Items listed in a dataset
# # # #
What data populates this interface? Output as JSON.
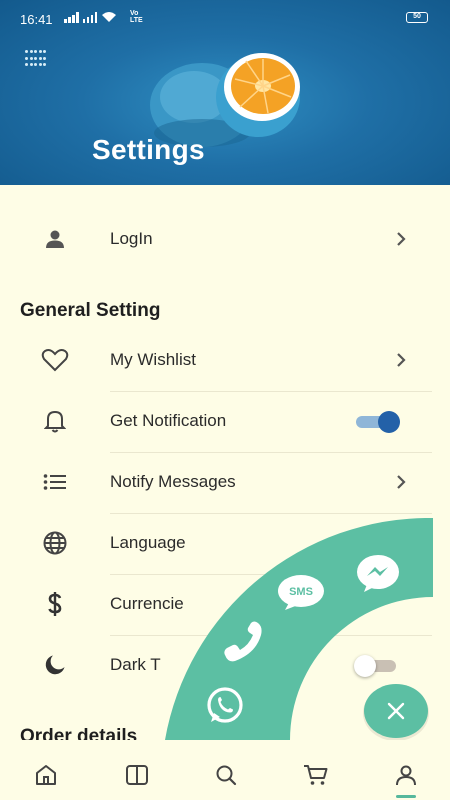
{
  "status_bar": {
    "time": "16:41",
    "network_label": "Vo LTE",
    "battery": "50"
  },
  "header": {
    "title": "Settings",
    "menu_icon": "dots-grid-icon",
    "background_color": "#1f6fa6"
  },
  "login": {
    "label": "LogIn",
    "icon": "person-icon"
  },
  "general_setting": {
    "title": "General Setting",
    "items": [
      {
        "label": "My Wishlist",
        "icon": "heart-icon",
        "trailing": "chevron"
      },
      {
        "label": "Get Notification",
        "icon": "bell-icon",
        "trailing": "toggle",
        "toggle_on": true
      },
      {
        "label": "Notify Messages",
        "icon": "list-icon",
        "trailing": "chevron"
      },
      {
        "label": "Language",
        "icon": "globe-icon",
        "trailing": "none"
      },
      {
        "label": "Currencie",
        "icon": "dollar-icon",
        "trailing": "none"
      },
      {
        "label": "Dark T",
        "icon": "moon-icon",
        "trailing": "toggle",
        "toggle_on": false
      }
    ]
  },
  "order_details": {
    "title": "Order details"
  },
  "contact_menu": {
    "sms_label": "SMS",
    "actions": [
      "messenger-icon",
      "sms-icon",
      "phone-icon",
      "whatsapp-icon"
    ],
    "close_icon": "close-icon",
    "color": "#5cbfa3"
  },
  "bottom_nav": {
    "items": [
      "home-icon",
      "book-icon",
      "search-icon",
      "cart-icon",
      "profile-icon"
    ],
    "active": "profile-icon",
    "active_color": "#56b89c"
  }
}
# # # #
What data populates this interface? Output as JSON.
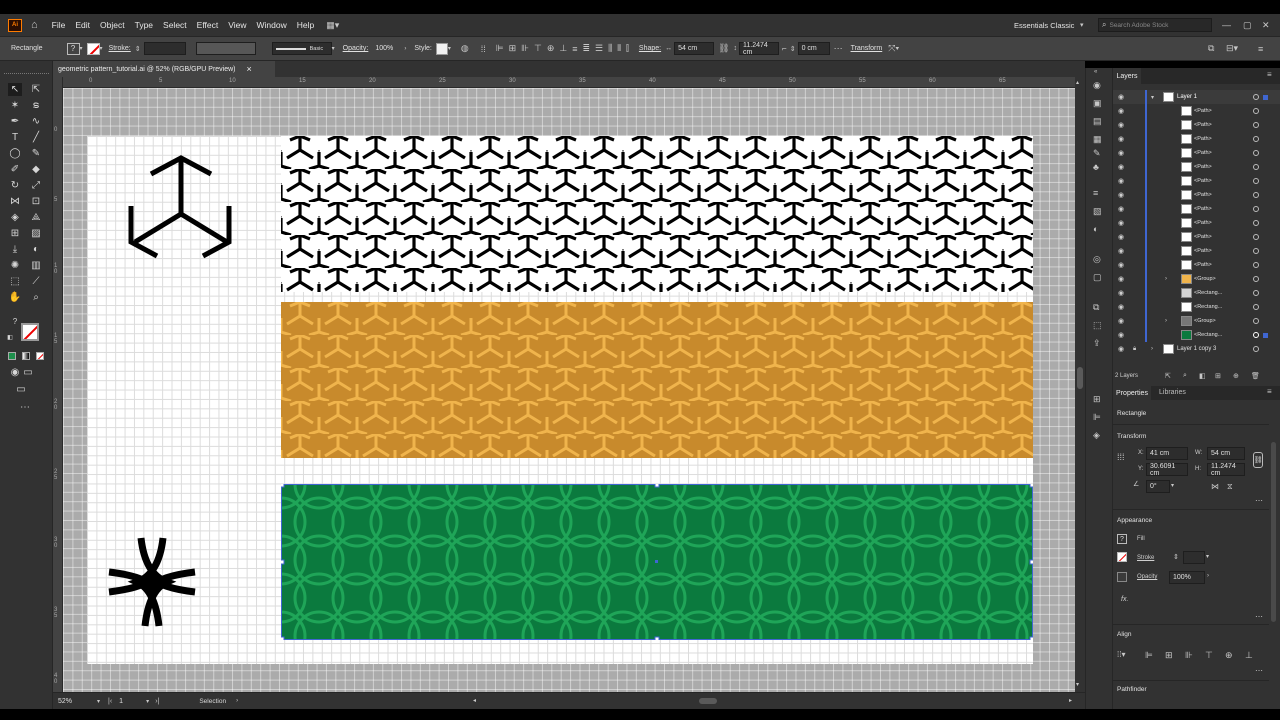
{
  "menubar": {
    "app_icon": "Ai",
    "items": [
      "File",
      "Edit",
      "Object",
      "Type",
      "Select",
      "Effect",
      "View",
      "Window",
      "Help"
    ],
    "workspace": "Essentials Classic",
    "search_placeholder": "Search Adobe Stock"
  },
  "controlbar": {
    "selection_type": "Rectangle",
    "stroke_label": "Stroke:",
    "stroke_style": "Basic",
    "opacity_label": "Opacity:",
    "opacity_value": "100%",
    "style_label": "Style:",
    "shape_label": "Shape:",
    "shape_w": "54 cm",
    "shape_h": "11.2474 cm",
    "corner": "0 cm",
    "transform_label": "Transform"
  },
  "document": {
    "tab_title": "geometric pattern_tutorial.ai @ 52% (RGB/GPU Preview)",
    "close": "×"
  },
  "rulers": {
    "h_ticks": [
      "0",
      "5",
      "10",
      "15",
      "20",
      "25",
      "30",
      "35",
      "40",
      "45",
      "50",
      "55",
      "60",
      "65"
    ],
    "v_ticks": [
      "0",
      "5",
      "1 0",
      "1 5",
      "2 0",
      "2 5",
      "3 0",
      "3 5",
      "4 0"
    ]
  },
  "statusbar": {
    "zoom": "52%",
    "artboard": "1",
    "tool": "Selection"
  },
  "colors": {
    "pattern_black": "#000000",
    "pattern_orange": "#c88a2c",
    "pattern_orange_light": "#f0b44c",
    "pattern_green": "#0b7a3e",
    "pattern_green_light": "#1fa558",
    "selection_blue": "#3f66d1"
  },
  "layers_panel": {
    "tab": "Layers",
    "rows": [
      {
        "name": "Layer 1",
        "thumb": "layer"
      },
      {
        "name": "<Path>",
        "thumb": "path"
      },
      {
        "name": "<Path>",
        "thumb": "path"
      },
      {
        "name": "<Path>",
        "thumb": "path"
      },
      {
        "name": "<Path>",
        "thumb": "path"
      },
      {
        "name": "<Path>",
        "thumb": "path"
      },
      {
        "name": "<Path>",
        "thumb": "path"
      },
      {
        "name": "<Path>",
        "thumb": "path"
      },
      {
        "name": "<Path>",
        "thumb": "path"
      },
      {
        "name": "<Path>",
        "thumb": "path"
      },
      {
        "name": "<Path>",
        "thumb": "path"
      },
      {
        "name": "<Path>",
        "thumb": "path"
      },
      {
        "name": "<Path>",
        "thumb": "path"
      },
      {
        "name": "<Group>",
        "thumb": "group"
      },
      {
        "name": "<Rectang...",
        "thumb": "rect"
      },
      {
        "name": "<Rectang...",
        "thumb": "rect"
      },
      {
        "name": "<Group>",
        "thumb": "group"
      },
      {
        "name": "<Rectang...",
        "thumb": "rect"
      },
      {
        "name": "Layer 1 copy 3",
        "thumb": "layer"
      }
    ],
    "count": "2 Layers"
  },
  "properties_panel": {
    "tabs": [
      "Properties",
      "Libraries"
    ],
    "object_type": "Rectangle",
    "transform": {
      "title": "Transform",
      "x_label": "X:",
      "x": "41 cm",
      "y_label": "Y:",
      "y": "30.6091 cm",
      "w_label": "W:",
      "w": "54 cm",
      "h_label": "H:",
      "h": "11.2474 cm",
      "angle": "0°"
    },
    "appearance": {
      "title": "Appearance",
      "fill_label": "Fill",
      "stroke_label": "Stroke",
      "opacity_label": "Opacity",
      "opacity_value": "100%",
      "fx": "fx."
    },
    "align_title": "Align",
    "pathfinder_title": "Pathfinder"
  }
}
# # # #
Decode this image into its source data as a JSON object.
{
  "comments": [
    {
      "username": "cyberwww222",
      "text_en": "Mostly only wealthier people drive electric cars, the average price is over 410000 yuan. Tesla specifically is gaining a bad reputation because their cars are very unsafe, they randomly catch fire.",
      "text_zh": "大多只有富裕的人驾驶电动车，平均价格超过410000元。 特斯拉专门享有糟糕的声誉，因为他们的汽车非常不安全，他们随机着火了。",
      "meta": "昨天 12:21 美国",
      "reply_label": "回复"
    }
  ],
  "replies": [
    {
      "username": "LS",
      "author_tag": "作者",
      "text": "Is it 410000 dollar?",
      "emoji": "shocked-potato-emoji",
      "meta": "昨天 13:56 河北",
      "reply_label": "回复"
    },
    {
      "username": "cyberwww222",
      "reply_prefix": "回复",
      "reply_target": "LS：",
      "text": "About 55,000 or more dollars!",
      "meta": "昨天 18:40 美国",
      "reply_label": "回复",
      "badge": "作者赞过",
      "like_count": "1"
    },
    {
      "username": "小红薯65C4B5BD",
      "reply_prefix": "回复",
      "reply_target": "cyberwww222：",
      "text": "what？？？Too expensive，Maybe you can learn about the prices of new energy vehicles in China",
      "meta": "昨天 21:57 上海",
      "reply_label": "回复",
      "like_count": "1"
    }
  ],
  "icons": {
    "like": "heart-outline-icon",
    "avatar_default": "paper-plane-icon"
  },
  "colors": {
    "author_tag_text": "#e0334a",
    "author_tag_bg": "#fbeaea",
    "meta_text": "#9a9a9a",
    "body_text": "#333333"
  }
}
# # # #
Task objective: Show each line holding the word "heart".

Output below:
        "icon": "heart-icon",
    "like": "heart-outline-icon",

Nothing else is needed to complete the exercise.